### STATED PROBLEM
Copy the records that follow exactly as written, but not their pictures.

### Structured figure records
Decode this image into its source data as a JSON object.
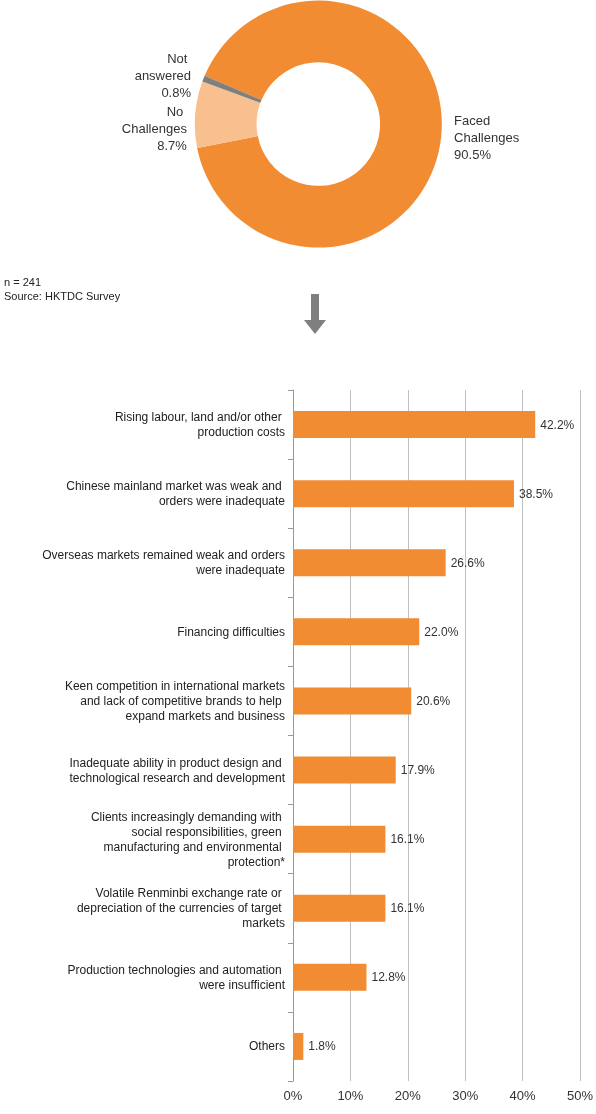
{
  "chart_data": [
    {
      "type": "donut",
      "categories": [
        "Faced Challenges",
        "No Challenges",
        "Not answered"
      ],
      "values": [
        90.5,
        8.7,
        0.8
      ],
      "colors": [
        "#f28c32",
        "#f9c08f",
        "#7f7f7f"
      ],
      "value_labels": [
        "90.5%",
        "8.7%",
        "0.8%"
      ],
      "legend": false,
      "annotations": [
        "n = 241",
        "Source: HKTDC Survey"
      ]
    },
    {
      "type": "bar",
      "orientation": "horizontal",
      "categories": [
        "Rising labour, land and/or other production costs",
        "Chinese mainland market was weak and orders were inadequate",
        "Overseas markets remained weak and orders were inadequate",
        "Financing difficulties",
        "Keen competition in international markets and lack of competitive brands to help expand markets and business",
        "Inadequate ability in product design and technological research and development",
        "Clients increasingly demanding with social responsibilities, green manufacturing and environmental protection*",
        "Volatile Renminbi exchange rate or depreciation of the currencies of target markets",
        "Production technologies and automation were insufficient",
        "Others"
      ],
      "values": [
        42.2,
        38.5,
        26.6,
        22.0,
        20.6,
        17.9,
        16.1,
        16.1,
        12.8,
        1.8
      ],
      "value_labels": [
        "42.2%",
        "38.5%",
        "26.6%",
        "22.0%",
        "20.6%",
        "17.9%",
        "16.1%",
        "16.1%",
        "12.8%",
        "1.8%"
      ],
      "color": "#f28c32",
      "xlim": [
        0,
        50
      ],
      "xticks": [
        {
          "value": 0,
          "label": "0%"
        },
        {
          "value": 10,
          "label": "10%"
        },
        {
          "value": 20,
          "label": "20%"
        },
        {
          "value": 30,
          "label": "30%"
        },
        {
          "value": 40,
          "label": "40%"
        },
        {
          "value": 50,
          "label": "50%"
        }
      ],
      "grid": "x",
      "legend": false
    }
  ]
}
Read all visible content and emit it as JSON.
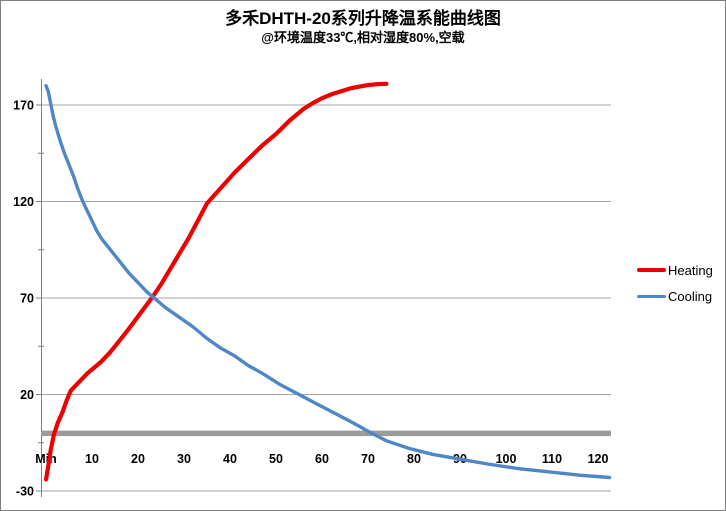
{
  "chart_data": {
    "type": "line",
    "title": "多禾DHTH-20系列升降温系能曲线图",
    "subtitle": "@环境温度33℃,相对湿度80%,空载",
    "x_axis": {
      "tick_values": [
        0,
        10,
        20,
        30,
        40,
        50,
        60,
        70,
        80,
        90,
        100,
        110,
        120
      ],
      "tick_labels": [
        "Min",
        "10",
        "20",
        "30",
        "40",
        "50",
        "60",
        "70",
        "80",
        "90",
        "100",
        "110",
        "120"
      ],
      "range": [
        0,
        123
      ]
    },
    "y_axis": {
      "tick_values": [
        170,
        120,
        70,
        20,
        -30
      ],
      "minor_tick_values": [
        145,
        95,
        45,
        -5
      ],
      "range": [
        -30,
        183
      ]
    },
    "zero_line": {
      "value": 0,
      "color": "#9b9b9b"
    },
    "grid": true,
    "gridline_color": "#a6a6a6",
    "axis_color": "#808080",
    "legend_position": "right",
    "series": [
      {
        "name": "Heating",
        "color": "#ee0000",
        "width": 4.2,
        "points": [
          [
            0,
            -24
          ],
          [
            0.5,
            -17
          ],
          [
            1,
            -9
          ],
          [
            1.7,
            -1
          ],
          [
            2.5,
            5
          ],
          [
            3.6,
            11
          ],
          [
            4.5,
            17
          ],
          [
            5.4,
            22
          ],
          [
            7,
            26
          ],
          [
            9,
            31
          ],
          [
            11,
            35
          ],
          [
            12,
            37
          ],
          [
            14,
            42
          ],
          [
            16,
            48
          ],
          [
            18,
            54
          ],
          [
            20.5,
            62
          ],
          [
            23,
            70
          ],
          [
            25,
            77
          ],
          [
            27,
            85
          ],
          [
            29,
            93
          ],
          [
            31,
            101
          ],
          [
            33,
            110
          ],
          [
            35,
            119
          ],
          [
            38,
            127
          ],
          [
            41,
            135
          ],
          [
            44,
            142
          ],
          [
            47,
            149
          ],
          [
            50,
            155
          ],
          [
            53,
            162
          ],
          [
            56,
            168
          ],
          [
            58,
            171
          ],
          [
            60,
            173.5
          ],
          [
            62,
            175.5
          ],
          [
            64,
            177
          ],
          [
            66,
            178.5
          ],
          [
            68,
            179.5
          ],
          [
            70,
            180.3
          ],
          [
            72,
            180.8
          ],
          [
            74,
            181
          ]
        ]
      },
      {
        "name": "Cooling",
        "color": "#4f86c8",
        "width": 3.4,
        "points": [
          [
            0,
            180
          ],
          [
            0.5,
            177
          ],
          [
            1,
            171
          ],
          [
            1.5,
            165
          ],
          [
            2,
            160
          ],
          [
            3,
            152
          ],
          [
            4,
            145
          ],
          [
            5,
            139
          ],
          [
            6,
            133
          ],
          [
            7,
            126
          ],
          [
            8,
            120
          ],
          [
            9,
            115
          ],
          [
            10,
            110
          ],
          [
            11,
            105
          ],
          [
            12,
            101
          ],
          [
            14,
            95
          ],
          [
            16,
            89
          ],
          [
            18,
            83
          ],
          [
            20,
            78
          ],
          [
            22,
            73
          ],
          [
            24,
            69
          ],
          [
            26,
            65
          ],
          [
            29,
            60
          ],
          [
            32,
            55
          ],
          [
            35,
            49
          ],
          [
            38,
            44
          ],
          [
            41,
            40
          ],
          [
            44,
            35
          ],
          [
            47,
            31
          ],
          [
            51,
            25
          ],
          [
            55,
            20
          ],
          [
            59,
            15
          ],
          [
            63,
            10
          ],
          [
            67,
            5
          ],
          [
            70,
            1
          ],
          [
            74,
            -4
          ],
          [
            79,
            -8
          ],
          [
            84,
            -11
          ],
          [
            90,
            -13.5
          ],
          [
            96,
            -16
          ],
          [
            103,
            -18.5
          ],
          [
            109,
            -20
          ],
          [
            116,
            -21.8
          ],
          [
            122.5,
            -23
          ]
        ]
      }
    ]
  }
}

### EXERCISE ANSWER
Decode this image into its source data as a JSON object.
{
  "chart_data": [
    {
      "type": "donut",
      "categories": [
        "Faced Challenges",
        "No Challenges",
        "Not answered"
      ],
      "values": [
        90.5,
        8.7,
        0.8
      ],
      "colors": [
        "#f28c32",
        "#f9c08f",
        "#7f7f7f"
      ],
      "value_labels": [
        "90.5%",
        "8.7%",
        "0.8%"
      ],
      "legend": false,
      "annotations": [
        "n = 241",
        "Source: HKTDC Survey"
      ]
    },
    {
      "type": "bar",
      "orientation": "horizontal",
      "categories": [
        "Rising labour, land and/or other production costs",
        "Chinese mainland market was weak and orders were inadequate",
        "Overseas markets remained weak and orders were inadequate",
        "Financing difficulties",
        "Keen competition in international markets and lack of competitive brands to help expand markets and business",
        "Inadequate ability in product design and technological research and development",
        "Clients increasingly demanding with social responsibilities, green manufacturing and environmental protection*",
        "Volatile Renminbi exchange rate or depreciation of the currencies of target markets",
        "Production technologies and automation were insufficient",
        "Others"
      ],
      "values": [
        42.2,
        38.5,
        26.6,
        22.0,
        20.6,
        17.9,
        16.1,
        16.1,
        12.8,
        1.8
      ],
      "value_labels": [
        "42.2%",
        "38.5%",
        "26.6%",
        "22.0%",
        "20.6%",
        "17.9%",
        "16.1%",
        "16.1%",
        "12.8%",
        "1.8%"
      ],
      "color": "#f28c32",
      "xlim": [
        0,
        50
      ],
      "xticks": [
        {
          "value": 0,
          "label": "0%"
        },
        {
          "value": 10,
          "label": "10%"
        },
        {
          "value": 20,
          "label": "20%"
        },
        {
          "value": 30,
          "label": "30%"
        },
        {
          "value": 40,
          "label": "40%"
        },
        {
          "value": 50,
          "label": "50%"
        }
      ],
      "grid": "x",
      "legend": false
    }
  ]
}
Read all visible content and emit it as JSON.
{
  "chart_data": {
    "type": "line",
    "title": "多禾DHTH-20系列升降温系能曲线图",
    "subtitle": "@环境温度33℃,相对湿度80%,空载",
    "x_axis": {
      "tick_values": [
        0,
        10,
        20,
        30,
        40,
        50,
        60,
        70,
        80,
        90,
        100,
        110,
        120
      ],
      "tick_labels": [
        "Min",
        "10",
        "20",
        "30",
        "40",
        "50",
        "60",
        "70",
        "80",
        "90",
        "100",
        "110",
        "120"
      ],
      "range": [
        0,
        123
      ]
    },
    "y_axis": {
      "tick_values": [
        170,
        120,
        70,
        20,
        -30
      ],
      "minor_tick_values": [
        145,
        95,
        45,
        -5
      ],
      "range": [
        -30,
        183
      ]
    },
    "zero_line": {
      "value": 0,
      "color": "#9b9b9b"
    },
    "grid": true,
    "gridline_color": "#a6a6a6",
    "axis_color": "#808080",
    "legend_position": "right",
    "series": [
      {
        "name": "Heating",
        "color": "#ee0000",
        "width": 4.2,
        "points": [
          [
            0,
            -24
          ],
          [
            0.5,
            -17
          ],
          [
            1,
            -9
          ],
          [
            1.7,
            -1
          ],
          [
            2.5,
            5
          ],
          [
            3.6,
            11
          ],
          [
            4.5,
            17
          ],
          [
            5.4,
            22
          ],
          [
            7,
            26
          ],
          [
            9,
            31
          ],
          [
            11,
            35
          ],
          [
            12,
            37
          ],
          [
            14,
            42
          ],
          [
            16,
            48
          ],
          [
            18,
            54
          ],
          [
            20.5,
            62
          ],
          [
            23,
            70
          ],
          [
            25,
            77
          ],
          [
            27,
            85
          ],
          [
            29,
            93
          ],
          [
            31,
            101
          ],
          [
            33,
            110
          ],
          [
            35,
            119
          ],
          [
            38,
            127
          ],
          [
            41,
            135
          ],
          [
            44,
            142
          ],
          [
            47,
            149
          ],
          [
            50,
            155
          ],
          [
            53,
            162
          ],
          [
            56,
            168
          ],
          [
            58,
            171
          ],
          [
            60,
            173.5
          ],
          [
            62,
            175.5
          ],
          [
            64,
            177
          ],
          [
            66,
            178.5
          ],
          [
            68,
            179.5
          ],
          [
            70,
            180.3
          ],
          [
            72,
            180.8
          ],
          [
            74,
            181
          ]
        ]
      },
      {
        "name": "Cooling",
        "color": "#4f86c8",
        "width": 3.4,
        "points": [
          [
            0,
            180
          ],
          [
            0.5,
            177
          ],
          [
            1,
            171
          ],
          [
            1.5,
            165
          ],
          [
            2,
            160
          ],
          [
            3,
            152
          ],
          [
            4,
            145
          ],
          [
            5,
            139
          ],
          [
            6,
            133
          ],
          [
            7,
            126
          ],
          [
            8,
            120
          ],
          [
            9,
            115
          ],
          [
            10,
            110
          ],
          [
            11,
            105
          ],
          [
            12,
            101
          ],
          [
            14,
            95
          ],
          [
            16,
            89
          ],
          [
            18,
            83
          ],
          [
            20,
            78
          ],
          [
            22,
            73
          ],
          [
            24,
            69
          ],
          [
            26,
            65
          ],
          [
            29,
            60
          ],
          [
            32,
            55
          ],
          [
            35,
            49
          ],
          [
            38,
            44
          ],
          [
            41,
            40
          ],
          [
            44,
            35
          ],
          [
            47,
            31
          ],
          [
            51,
            25
          ],
          [
            55,
            20
          ],
          [
            59,
            15
          ],
          [
            63,
            10
          ],
          [
            67,
            5
          ],
          [
            70,
            1
          ],
          [
            74,
            -4
          ],
          [
            79,
            -8
          ],
          [
            84,
            -11
          ],
          [
            90,
            -13.5
          ],
          [
            96,
            -16
          ],
          [
            103,
            -18.5
          ],
          [
            109,
            -20
          ],
          [
            116,
            -21.8
          ],
          [
            122.5,
            -23
          ]
        ]
      }
    ]
  }
}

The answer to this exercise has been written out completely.